_Extracts from a graphics dataset_
* * *

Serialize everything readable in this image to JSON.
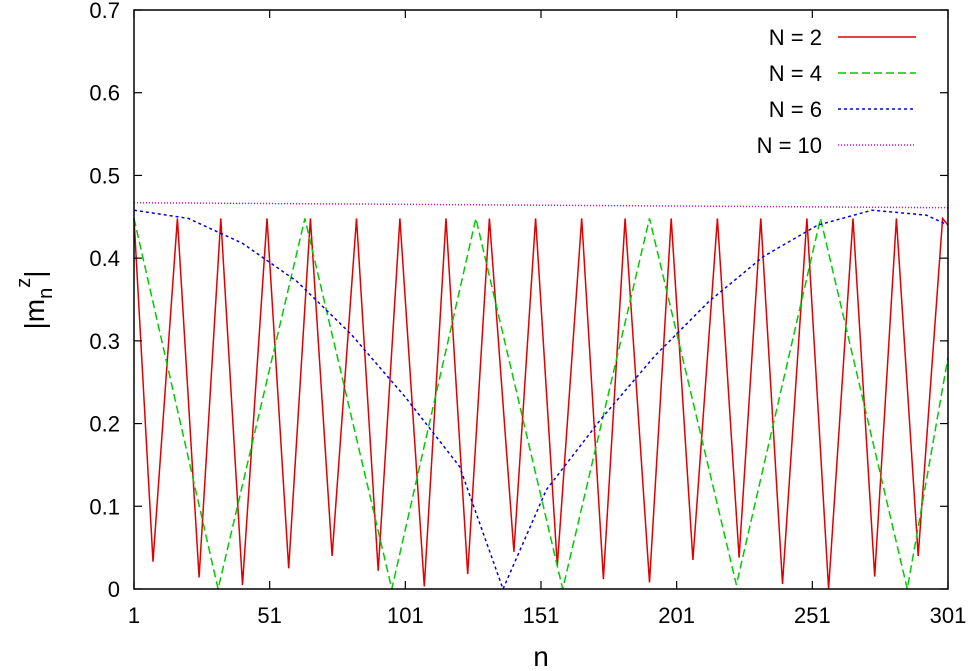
{
  "chart_data": {
    "type": "line",
    "xlabel": "n",
    "ylabel": {
      "prefix": "|m",
      "subscript": "n",
      "superscript": "z",
      "suffix": "|"
    },
    "xlim": [
      1,
      301
    ],
    "ylim": [
      0,
      0.7
    ],
    "x_ticks": [
      1,
      51,
      101,
      151,
      201,
      251,
      301
    ],
    "y_ticks": [
      0,
      0.1,
      0.2,
      0.3,
      0.4,
      0.5,
      0.6,
      0.7
    ],
    "y_tick_labels": [
      "0",
      "0.1",
      "0.2",
      "0.3",
      "0.4",
      "0.5",
      "0.6",
      "0.7"
    ],
    "grid": false,
    "legend_position": "top-right",
    "series": [
      {
        "name": "N = 2",
        "color": "#e00000",
        "dash": "solid",
        "x": [
          1,
          8,
          17,
          25,
          33,
          41,
          50,
          58,
          66,
          74,
          83,
          91,
          99,
          108,
          116,
          124,
          132,
          141,
          149,
          157,
          166,
          174,
          182,
          191,
          199,
          207,
          216,
          224,
          232,
          240,
          249,
          257,
          266,
          274,
          282,
          290,
          299,
          301
        ],
        "y": [
          0.448,
          0.033,
          0.448,
          0.014,
          0.448,
          0.005,
          0.448,
          0.025,
          0.448,
          0.04,
          0.448,
          0.022,
          0.448,
          0.003,
          0.448,
          0.018,
          0.448,
          0.045,
          0.448,
          0.028,
          0.448,
          0.012,
          0.448,
          0.008,
          0.448,
          0.035,
          0.448,
          0.038,
          0.448,
          0.006,
          0.448,
          0.0,
          0.448,
          0.015,
          0.448,
          0.04,
          0.448,
          0.44
        ]
      },
      {
        "name": "N = 4",
        "color": "#00cc00",
        "dash": "8,4",
        "x": [
          1,
          32,
          64,
          96,
          127,
          159,
          191,
          223,
          254,
          286,
          301
        ],
        "y": [
          0.448,
          0.0,
          0.448,
          0.0,
          0.448,
          0.0,
          0.448,
          0.005,
          0.448,
          0.0,
          0.28
        ]
      },
      {
        "name": "N = 6",
        "color": "#0000dd",
        "dash": "3,3",
        "x": [
          1,
          21,
          41,
          61,
          81,
          101,
          121,
          137,
          153,
          173,
          193,
          213,
          233,
          253,
          273,
          293,
          301
        ],
        "y": [
          0.458,
          0.448,
          0.418,
          0.372,
          0.308,
          0.232,
          0.148,
          0.0,
          0.12,
          0.205,
          0.282,
          0.348,
          0.402,
          0.44,
          0.458,
          0.452,
          0.44
        ]
      },
      {
        "name": "N = 10",
        "color": "#dd00dd",
        "dash": "1,2",
        "x": [
          1,
          301
        ],
        "y": [
          0.467,
          0.461
        ]
      }
    ]
  }
}
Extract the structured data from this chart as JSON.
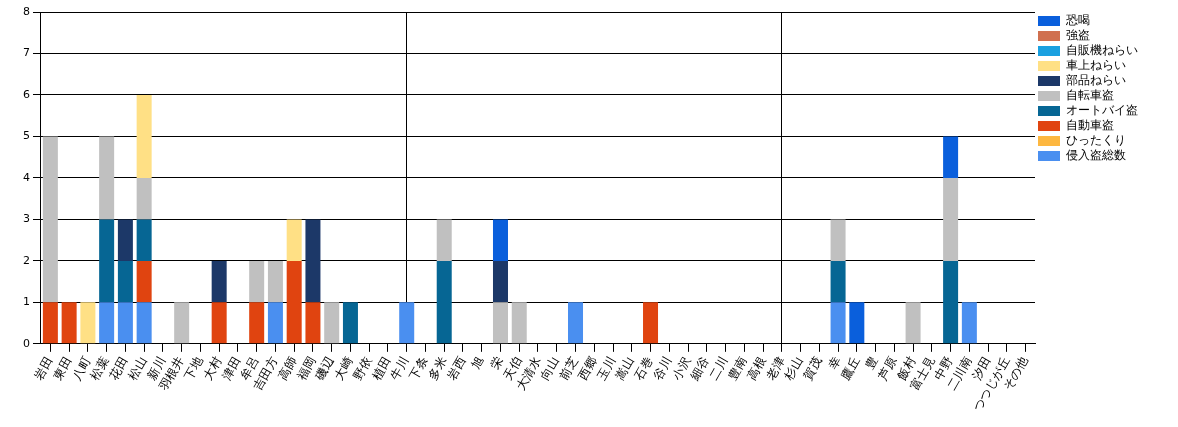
{
  "chart_data": {
    "type": "bar",
    "stacked": true,
    "grid": true,
    "legend": "top right",
    "ylim": [
      0,
      8
    ],
    "yticks": [
      0,
      1,
      2,
      3,
      4,
      5,
      6,
      7,
      8
    ],
    "categories": [
      "岩田",
      "東田",
      "八町",
      "松葉",
      "花田",
      "松山",
      "新川",
      "羽根井",
      "下地",
      "大村",
      "津田",
      "牟呂",
      "吉田方",
      "高師",
      "福岡",
      "磯辺",
      "大崎",
      "野依",
      "植田",
      "牛川",
      "下条",
      "多米",
      "岩西",
      "旭",
      "栄",
      "天伯",
      "大清水",
      "向山",
      "前芝",
      "西郷",
      "玉川",
      "嵩山",
      "石巻",
      "谷川",
      "小沢",
      "細谷",
      "二川",
      "豊南",
      "高根",
      "老津",
      "杉山",
      "賀茂",
      "幸",
      "鷹丘",
      "豊",
      "芦原",
      "飯村",
      "富士見",
      "中野",
      "二川南",
      "汐田",
      "つつじが丘",
      "その他"
    ],
    "series": [
      {
        "name": "侵入盗総数",
        "color": "#4a8ff0",
        "values": [
          0,
          0,
          0,
          1,
          1,
          1,
          0,
          0,
          0,
          0,
          0,
          0,
          1,
          0,
          0,
          0,
          0,
          0,
          0,
          1,
          0,
          0,
          0,
          0,
          0,
          0,
          0,
          0,
          1,
          0,
          0,
          0,
          0,
          0,
          0,
          0,
          0,
          0,
          0,
          0,
          0,
          0,
          1,
          0,
          0,
          0,
          0,
          0,
          0,
          1,
          0,
          0,
          0
        ]
      },
      {
        "name": "ひったくり",
        "color": "#fdb740",
        "values": [
          0,
          0,
          0,
          0,
          0,
          0,
          0,
          0,
          0,
          0,
          0,
          0,
          0,
          0,
          0,
          0,
          0,
          0,
          0,
          0,
          0,
          0,
          0,
          0,
          0,
          0,
          0,
          0,
          0,
          0,
          0,
          0,
          0,
          0,
          0,
          0,
          0,
          0,
          0,
          0,
          0,
          0,
          0,
          0,
          0,
          0,
          0,
          0,
          0,
          0,
          0,
          0,
          0
        ]
      },
      {
        "name": "自動車盗",
        "color": "#e04410",
        "values": [
          1,
          1,
          0,
          0,
          0,
          1,
          0,
          0,
          0,
          1,
          0,
          1,
          0,
          2,
          1,
          0,
          0,
          0,
          0,
          0,
          0,
          0,
          0,
          0,
          0,
          0,
          0,
          0,
          0,
          0,
          0,
          0,
          1,
          0,
          0,
          0,
          0,
          0,
          0,
          0,
          0,
          0,
          0,
          0,
          0,
          0,
          0,
          0,
          0,
          0,
          0,
          0,
          0
        ]
      },
      {
        "name": "オートバイ盗",
        "color": "#066694",
        "values": [
          0,
          0,
          0,
          2,
          1,
          1,
          0,
          0,
          0,
          0,
          0,
          0,
          0,
          0,
          0,
          0,
          1,
          0,
          0,
          0,
          0,
          2,
          0,
          0,
          0,
          0,
          0,
          0,
          0,
          0,
          0,
          0,
          0,
          0,
          0,
          0,
          0,
          0,
          0,
          0,
          0,
          0,
          1,
          0,
          0,
          0,
          0,
          0,
          2,
          0,
          0,
          0,
          0
        ]
      },
      {
        "name": "自転車盗",
        "color": "#c0c0c0",
        "values": [
          4,
          0,
          0,
          2,
          0,
          1,
          0,
          1,
          0,
          0,
          0,
          1,
          1,
          0,
          0,
          1,
          0,
          0,
          0,
          0,
          0,
          1,
          0,
          0,
          1,
          1,
          0,
          0,
          0,
          0,
          0,
          0,
          0,
          0,
          0,
          0,
          0,
          0,
          0,
          0,
          0,
          0,
          1,
          0,
          0,
          0,
          1,
          0,
          2,
          0,
          0,
          0,
          0
        ]
      },
      {
        "name": "部品ねらい",
        "color": "#1c3868",
        "values": [
          0,
          0,
          0,
          0,
          1,
          0,
          0,
          0,
          0,
          1,
          0,
          0,
          0,
          0,
          2,
          0,
          0,
          0,
          0,
          0,
          0,
          0,
          0,
          0,
          1,
          0,
          0,
          0,
          0,
          0,
          0,
          0,
          0,
          0,
          0,
          0,
          0,
          0,
          0,
          0,
          0,
          0,
          0,
          0,
          0,
          0,
          0,
          0,
          0,
          0,
          0,
          0,
          0
        ]
      },
      {
        "name": "車上ねらい",
        "color": "#ffe085",
        "values": [
          0,
          0,
          1,
          0,
          0,
          2,
          0,
          0,
          0,
          0,
          0,
          0,
          0,
          1,
          0,
          0,
          0,
          0,
          0,
          0,
          0,
          0,
          0,
          0,
          0,
          0,
          0,
          0,
          0,
          0,
          0,
          0,
          0,
          0,
          0,
          0,
          0,
          0,
          0,
          0,
          0,
          0,
          0,
          0,
          0,
          0,
          0,
          0,
          0,
          0,
          0,
          0,
          0
        ]
      },
      {
        "name": "自販機ねらい",
        "color": "#1aa0e0",
        "values": [
          0,
          0,
          0,
          0,
          0,
          0,
          0,
          0,
          0,
          0,
          0,
          0,
          0,
          0,
          0,
          0,
          0,
          0,
          0,
          0,
          0,
          0,
          0,
          0,
          0,
          0,
          0,
          0,
          0,
          0,
          0,
          0,
          0,
          0,
          0,
          0,
          0,
          0,
          0,
          0,
          0,
          0,
          0,
          0,
          0,
          0,
          0,
          0,
          0,
          0,
          0,
          0,
          0
        ]
      },
      {
        "name": "強盗",
        "color": "#d0704f",
        "values": [
          0,
          0,
          0,
          0,
          0,
          0,
          0,
          0,
          0,
          0,
          0,
          0,
          0,
          0,
          0,
          0,
          0,
          0,
          0,
          0,
          0,
          0,
          0,
          0,
          0,
          0,
          0,
          0,
          0,
          0,
          0,
          0,
          0,
          0,
          0,
          0,
          0,
          0,
          0,
          0,
          0,
          0,
          0,
          0,
          0,
          0,
          0,
          0,
          0,
          0,
          0,
          0,
          0
        ]
      },
      {
        "name": "恐喝",
        "color": "#0a5fdc",
        "values": [
          0,
          0,
          0,
          0,
          0,
          0,
          0,
          0,
          0,
          0,
          0,
          0,
          0,
          0,
          0,
          0,
          0,
          0,
          0,
          0,
          0,
          0,
          0,
          0,
          1,
          0,
          0,
          0,
          0,
          0,
          0,
          0,
          0,
          0,
          0,
          0,
          0,
          0,
          0,
          0,
          0,
          0,
          0,
          1,
          0,
          0,
          0,
          0,
          1,
          0,
          0,
          0,
          0
        ]
      }
    ]
  }
}
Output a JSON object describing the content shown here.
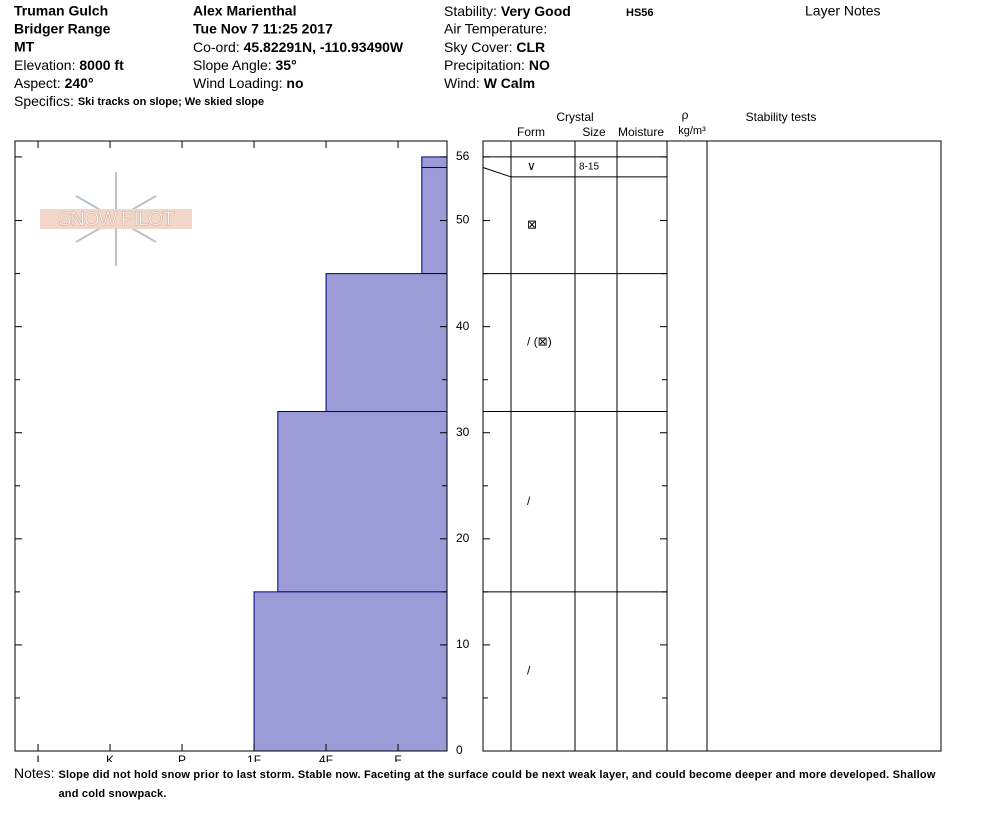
{
  "header": {
    "site": "Truman Gulch",
    "range": "Bridger Range",
    "state": "MT",
    "elevation": {
      "label": "Elevation:",
      "value": "8000 ft"
    },
    "aspect": {
      "label": "Aspect:",
      "value": "240°"
    },
    "specifics": {
      "label": "Specifics:",
      "value": "Ski tracks on slope; We skied slope"
    },
    "observer": "Alex Marienthal",
    "date": "Tue Nov 7 11:25 2017",
    "coord": {
      "label": "Co-ord:",
      "value": "45.82291N, -110.93490W"
    },
    "slope_angle": {
      "label": "Slope Angle:",
      "value": "35°"
    },
    "wind_loading": {
      "label": "Wind Loading:",
      "value": "no"
    },
    "stability": {
      "label": "Stability:",
      "value": "Very Good"
    },
    "hs": "HS56",
    "air_temperature": {
      "label": "Air Temperature:"
    },
    "sky_cover": {
      "label": "Sky Cover:",
      "value": "CLR"
    },
    "precipitation": {
      "label": "Precipitation:",
      "value": "NO"
    },
    "wind": {
      "label": "Wind:",
      "value": "W Calm"
    },
    "layer_notes": "Layer Notes"
  },
  "notes": {
    "label": "Notes:",
    "text": "Slope did not hold snow prior to last storm. Stable now. Faceting at the surface could be next weak layer, and could become deeper and more developed. Shallow and cold snowpack."
  },
  "chart_data": {
    "type": "snow-profile",
    "logo": "SNOW PILOT",
    "xlim": [
      6.32,
      0.32
    ],
    "xticks": [
      {
        "value": 6,
        "label": "I"
      },
      {
        "value": 5,
        "label": "K"
      },
      {
        "value": 4,
        "label": "P"
      },
      {
        "value": 3,
        "label": "1F"
      },
      {
        "value": 2,
        "label": "4F"
      },
      {
        "value": 1,
        "label": "F"
      }
    ],
    "ylim": [
      0,
      57.5
    ],
    "yticks": [
      0,
      10,
      20,
      30,
      40,
      50,
      56
    ],
    "yminorticks": [
      5,
      15,
      25,
      35,
      45
    ],
    "color": "#9b9bd7",
    "layers": {
      "top": [
        56,
        55,
        45,
        32,
        15
      ],
      "bottom": [
        55,
        45,
        32,
        15,
        0
      ],
      "hardness": [
        0.67,
        0.67,
        2,
        2.67,
        3
      ],
      "form": [
        "∨",
        "⊠",
        "/ (⊠)",
        "/",
        "/"
      ],
      "size": [
        "8-15",
        null,
        null,
        null,
        null
      ]
    },
    "columns": {
      "crystal": "Crystal",
      "form": "Form",
      "size": "Size",
      "moisture": "Moisture",
      "density": "ρ",
      "density_unit": "kg/m³",
      "stability_tests": "Stability tests"
    }
  }
}
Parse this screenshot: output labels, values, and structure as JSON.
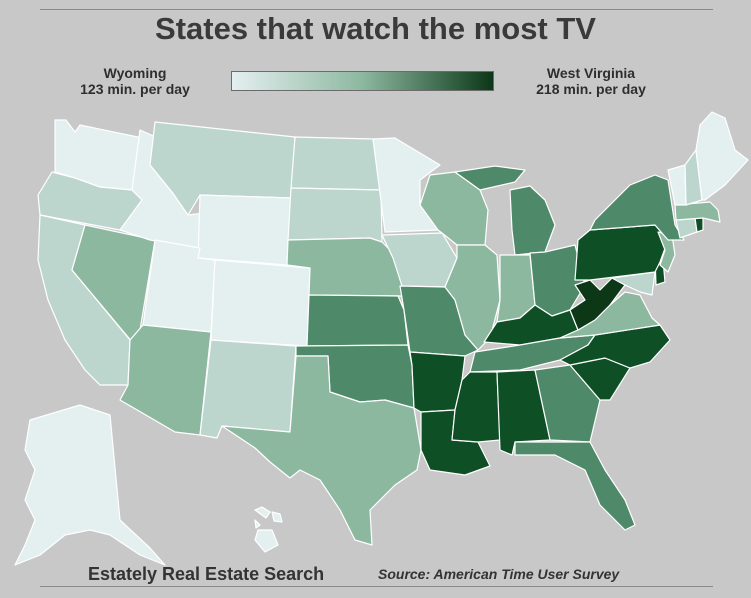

* * *

_WHAT YOU WILL DO_
Look through the listing and extract every line with "type" in it.

_WRITTEN SOLUTION_
    "type": "line",
    "type": "bar",
    "type": "snow-profile",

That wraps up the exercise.